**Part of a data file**
BEGIN
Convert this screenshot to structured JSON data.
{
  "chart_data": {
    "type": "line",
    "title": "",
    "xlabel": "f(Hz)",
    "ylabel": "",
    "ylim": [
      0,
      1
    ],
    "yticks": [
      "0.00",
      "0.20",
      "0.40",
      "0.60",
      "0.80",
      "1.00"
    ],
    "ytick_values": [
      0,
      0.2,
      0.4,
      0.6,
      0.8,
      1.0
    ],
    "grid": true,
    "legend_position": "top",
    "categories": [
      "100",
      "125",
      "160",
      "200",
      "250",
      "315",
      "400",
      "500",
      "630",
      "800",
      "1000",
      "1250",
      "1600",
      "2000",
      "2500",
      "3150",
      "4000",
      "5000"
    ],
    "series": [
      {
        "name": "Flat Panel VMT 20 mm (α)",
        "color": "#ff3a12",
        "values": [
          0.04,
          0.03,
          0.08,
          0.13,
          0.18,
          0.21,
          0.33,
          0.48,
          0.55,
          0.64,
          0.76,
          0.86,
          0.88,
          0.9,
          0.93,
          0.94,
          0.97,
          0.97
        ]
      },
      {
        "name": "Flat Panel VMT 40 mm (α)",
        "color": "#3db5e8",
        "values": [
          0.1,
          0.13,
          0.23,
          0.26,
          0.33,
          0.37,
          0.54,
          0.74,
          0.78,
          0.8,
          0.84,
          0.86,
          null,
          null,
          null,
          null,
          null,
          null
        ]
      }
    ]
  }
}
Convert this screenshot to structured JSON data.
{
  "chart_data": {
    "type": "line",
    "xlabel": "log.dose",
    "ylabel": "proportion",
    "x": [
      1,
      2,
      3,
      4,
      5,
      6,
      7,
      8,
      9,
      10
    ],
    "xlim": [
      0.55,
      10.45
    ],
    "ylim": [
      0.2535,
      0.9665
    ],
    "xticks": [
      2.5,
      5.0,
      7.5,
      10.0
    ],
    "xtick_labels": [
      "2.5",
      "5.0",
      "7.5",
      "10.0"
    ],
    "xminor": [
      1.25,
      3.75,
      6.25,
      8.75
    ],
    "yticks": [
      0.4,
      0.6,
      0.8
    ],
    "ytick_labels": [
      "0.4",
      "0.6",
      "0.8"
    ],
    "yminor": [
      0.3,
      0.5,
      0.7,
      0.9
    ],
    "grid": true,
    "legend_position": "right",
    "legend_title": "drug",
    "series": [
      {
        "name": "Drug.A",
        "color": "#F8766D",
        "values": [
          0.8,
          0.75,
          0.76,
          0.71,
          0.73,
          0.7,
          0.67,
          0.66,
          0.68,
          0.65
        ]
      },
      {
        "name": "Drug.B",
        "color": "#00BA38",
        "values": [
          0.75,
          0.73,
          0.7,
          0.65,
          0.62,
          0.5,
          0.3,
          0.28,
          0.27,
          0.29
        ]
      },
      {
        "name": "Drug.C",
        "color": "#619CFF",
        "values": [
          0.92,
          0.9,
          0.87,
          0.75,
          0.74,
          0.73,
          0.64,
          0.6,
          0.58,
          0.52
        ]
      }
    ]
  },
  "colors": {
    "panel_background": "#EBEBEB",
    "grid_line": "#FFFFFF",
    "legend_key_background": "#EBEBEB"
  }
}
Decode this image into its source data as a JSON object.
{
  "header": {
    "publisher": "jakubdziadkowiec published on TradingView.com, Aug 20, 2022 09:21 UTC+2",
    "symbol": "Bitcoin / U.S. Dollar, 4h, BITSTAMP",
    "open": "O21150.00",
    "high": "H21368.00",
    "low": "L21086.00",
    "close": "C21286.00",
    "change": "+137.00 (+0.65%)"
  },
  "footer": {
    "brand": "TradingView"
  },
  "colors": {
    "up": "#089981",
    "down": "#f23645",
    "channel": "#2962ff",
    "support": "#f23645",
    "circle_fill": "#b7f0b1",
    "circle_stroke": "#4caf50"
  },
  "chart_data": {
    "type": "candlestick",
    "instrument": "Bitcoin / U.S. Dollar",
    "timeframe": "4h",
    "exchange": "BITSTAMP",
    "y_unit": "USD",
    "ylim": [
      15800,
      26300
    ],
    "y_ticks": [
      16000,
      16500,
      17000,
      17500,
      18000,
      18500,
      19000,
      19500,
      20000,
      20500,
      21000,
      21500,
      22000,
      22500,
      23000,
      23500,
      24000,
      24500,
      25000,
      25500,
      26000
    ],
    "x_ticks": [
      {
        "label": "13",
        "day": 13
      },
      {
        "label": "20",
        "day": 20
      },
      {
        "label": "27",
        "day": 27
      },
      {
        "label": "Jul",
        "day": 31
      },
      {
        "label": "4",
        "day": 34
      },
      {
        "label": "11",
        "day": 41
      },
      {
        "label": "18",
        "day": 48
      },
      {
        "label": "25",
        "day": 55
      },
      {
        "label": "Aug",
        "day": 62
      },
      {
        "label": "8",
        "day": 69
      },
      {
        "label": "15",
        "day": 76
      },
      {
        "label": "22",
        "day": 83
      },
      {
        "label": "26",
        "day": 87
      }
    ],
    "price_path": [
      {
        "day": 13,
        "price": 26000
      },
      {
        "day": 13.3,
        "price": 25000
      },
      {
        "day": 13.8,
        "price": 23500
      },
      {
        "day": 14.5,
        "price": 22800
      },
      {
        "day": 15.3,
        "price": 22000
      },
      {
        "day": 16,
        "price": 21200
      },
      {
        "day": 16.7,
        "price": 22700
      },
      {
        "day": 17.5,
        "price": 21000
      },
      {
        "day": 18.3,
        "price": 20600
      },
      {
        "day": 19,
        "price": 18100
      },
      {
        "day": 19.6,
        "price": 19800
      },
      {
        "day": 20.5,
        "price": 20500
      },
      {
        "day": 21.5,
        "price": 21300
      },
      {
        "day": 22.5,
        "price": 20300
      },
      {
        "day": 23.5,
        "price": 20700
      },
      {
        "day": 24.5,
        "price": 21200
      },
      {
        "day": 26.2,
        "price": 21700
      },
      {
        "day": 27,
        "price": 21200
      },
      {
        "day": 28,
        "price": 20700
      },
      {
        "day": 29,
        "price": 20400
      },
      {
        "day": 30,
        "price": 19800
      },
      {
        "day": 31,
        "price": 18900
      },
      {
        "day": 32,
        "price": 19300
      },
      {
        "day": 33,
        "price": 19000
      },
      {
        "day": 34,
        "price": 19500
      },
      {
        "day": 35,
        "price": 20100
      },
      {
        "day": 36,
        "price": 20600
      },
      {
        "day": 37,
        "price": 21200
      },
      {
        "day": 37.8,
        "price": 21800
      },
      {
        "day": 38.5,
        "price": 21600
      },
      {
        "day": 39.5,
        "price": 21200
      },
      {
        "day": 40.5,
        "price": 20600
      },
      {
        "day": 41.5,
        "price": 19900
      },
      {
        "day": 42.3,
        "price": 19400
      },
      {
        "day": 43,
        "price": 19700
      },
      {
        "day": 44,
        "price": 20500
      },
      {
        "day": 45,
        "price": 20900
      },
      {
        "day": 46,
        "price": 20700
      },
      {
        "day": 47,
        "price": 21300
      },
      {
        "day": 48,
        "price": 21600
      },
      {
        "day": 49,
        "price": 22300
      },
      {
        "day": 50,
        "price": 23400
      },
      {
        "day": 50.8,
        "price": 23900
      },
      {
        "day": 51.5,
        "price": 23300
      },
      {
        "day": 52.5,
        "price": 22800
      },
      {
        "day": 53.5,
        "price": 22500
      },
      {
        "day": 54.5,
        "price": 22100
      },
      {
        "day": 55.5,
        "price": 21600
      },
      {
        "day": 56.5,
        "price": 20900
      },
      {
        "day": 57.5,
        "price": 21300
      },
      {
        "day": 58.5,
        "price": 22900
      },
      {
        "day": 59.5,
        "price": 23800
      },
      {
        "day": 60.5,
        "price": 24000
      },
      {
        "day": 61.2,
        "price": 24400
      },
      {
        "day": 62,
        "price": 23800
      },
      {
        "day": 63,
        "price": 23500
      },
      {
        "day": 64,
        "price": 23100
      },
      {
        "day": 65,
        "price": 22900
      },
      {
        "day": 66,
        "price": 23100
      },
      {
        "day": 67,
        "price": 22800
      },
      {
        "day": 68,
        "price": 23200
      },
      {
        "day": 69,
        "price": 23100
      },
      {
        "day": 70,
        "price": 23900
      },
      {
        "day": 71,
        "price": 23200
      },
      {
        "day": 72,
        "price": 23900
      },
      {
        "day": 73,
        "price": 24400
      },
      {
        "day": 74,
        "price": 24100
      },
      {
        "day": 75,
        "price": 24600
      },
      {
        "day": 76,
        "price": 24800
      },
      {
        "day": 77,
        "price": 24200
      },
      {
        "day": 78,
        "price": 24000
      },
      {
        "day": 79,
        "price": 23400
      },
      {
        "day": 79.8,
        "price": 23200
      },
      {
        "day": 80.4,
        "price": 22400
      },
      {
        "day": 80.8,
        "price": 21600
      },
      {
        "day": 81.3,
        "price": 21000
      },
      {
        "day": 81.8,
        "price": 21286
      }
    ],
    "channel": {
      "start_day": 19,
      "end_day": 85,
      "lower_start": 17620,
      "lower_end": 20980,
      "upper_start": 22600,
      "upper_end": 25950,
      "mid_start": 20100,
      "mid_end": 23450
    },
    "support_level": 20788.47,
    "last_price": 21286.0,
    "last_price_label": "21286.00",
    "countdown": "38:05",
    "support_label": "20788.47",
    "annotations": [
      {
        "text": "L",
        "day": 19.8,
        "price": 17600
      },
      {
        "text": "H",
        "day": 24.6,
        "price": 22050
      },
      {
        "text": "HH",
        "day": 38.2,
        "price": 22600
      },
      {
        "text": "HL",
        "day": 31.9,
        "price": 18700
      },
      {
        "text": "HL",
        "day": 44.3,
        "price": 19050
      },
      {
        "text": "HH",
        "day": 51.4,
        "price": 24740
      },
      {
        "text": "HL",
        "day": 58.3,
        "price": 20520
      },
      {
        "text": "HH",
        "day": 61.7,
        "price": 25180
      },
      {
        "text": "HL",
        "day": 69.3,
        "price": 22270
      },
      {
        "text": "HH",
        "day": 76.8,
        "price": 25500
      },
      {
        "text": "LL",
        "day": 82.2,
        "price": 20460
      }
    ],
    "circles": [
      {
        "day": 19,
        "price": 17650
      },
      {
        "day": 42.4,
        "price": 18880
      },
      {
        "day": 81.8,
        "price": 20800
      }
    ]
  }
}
END
Go over the records above and tally each line that includes "Flat". Give the total by itself.

**Completed exercise**
2